*** RECORDS TO USE Section Begins ***

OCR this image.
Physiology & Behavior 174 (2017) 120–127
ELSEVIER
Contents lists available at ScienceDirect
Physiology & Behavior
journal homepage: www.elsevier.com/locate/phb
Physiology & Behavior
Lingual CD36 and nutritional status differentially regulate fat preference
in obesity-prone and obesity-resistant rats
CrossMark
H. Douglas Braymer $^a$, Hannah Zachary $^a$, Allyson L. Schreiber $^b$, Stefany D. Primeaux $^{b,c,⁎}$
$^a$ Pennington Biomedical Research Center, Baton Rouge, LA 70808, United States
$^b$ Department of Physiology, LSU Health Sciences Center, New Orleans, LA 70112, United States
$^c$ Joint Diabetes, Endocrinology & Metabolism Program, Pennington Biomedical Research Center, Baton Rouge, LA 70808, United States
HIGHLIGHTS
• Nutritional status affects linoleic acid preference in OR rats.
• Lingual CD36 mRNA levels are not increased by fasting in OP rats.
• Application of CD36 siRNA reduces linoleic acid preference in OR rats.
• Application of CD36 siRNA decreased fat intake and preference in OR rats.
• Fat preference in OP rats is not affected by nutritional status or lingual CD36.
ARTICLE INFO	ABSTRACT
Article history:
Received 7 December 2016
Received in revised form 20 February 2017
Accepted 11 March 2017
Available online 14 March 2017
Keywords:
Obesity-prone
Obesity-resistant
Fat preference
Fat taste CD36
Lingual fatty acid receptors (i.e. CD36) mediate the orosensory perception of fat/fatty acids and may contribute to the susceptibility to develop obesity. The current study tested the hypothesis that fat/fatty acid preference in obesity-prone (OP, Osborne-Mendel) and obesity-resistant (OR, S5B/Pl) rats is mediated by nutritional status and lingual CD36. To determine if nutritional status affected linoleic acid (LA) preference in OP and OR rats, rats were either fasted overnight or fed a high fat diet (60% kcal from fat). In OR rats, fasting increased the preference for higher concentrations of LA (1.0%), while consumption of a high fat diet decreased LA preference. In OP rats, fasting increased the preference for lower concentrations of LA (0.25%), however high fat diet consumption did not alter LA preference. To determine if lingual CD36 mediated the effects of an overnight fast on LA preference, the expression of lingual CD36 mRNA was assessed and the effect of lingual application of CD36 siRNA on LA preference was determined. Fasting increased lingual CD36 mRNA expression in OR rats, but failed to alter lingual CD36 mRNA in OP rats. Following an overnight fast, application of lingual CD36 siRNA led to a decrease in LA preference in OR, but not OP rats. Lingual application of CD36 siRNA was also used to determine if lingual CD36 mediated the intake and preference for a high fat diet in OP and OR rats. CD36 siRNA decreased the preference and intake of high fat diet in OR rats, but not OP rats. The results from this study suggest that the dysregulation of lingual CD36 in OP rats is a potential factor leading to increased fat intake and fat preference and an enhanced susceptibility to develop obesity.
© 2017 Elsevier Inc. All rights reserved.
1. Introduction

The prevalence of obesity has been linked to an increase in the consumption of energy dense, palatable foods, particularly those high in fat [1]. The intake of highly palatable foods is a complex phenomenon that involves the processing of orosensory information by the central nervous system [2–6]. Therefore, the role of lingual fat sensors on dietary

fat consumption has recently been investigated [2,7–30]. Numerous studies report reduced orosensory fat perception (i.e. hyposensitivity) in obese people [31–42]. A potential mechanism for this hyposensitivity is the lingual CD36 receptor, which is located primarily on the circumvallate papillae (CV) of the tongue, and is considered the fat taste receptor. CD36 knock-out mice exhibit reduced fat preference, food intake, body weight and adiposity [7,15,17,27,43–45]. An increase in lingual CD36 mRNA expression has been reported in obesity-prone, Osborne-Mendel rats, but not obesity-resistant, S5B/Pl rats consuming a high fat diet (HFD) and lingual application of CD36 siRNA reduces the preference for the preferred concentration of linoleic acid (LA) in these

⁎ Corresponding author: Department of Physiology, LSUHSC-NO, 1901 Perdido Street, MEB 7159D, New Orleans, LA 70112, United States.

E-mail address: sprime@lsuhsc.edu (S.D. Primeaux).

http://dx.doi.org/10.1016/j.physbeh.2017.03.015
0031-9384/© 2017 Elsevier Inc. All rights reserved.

*** RECORDS TO USE Section Ends ***

TASK DESCRIPTION: For every line of the records above that holds the word "Primeaux", count one, and state the total only.

ANSWER FOR THE TASK: 2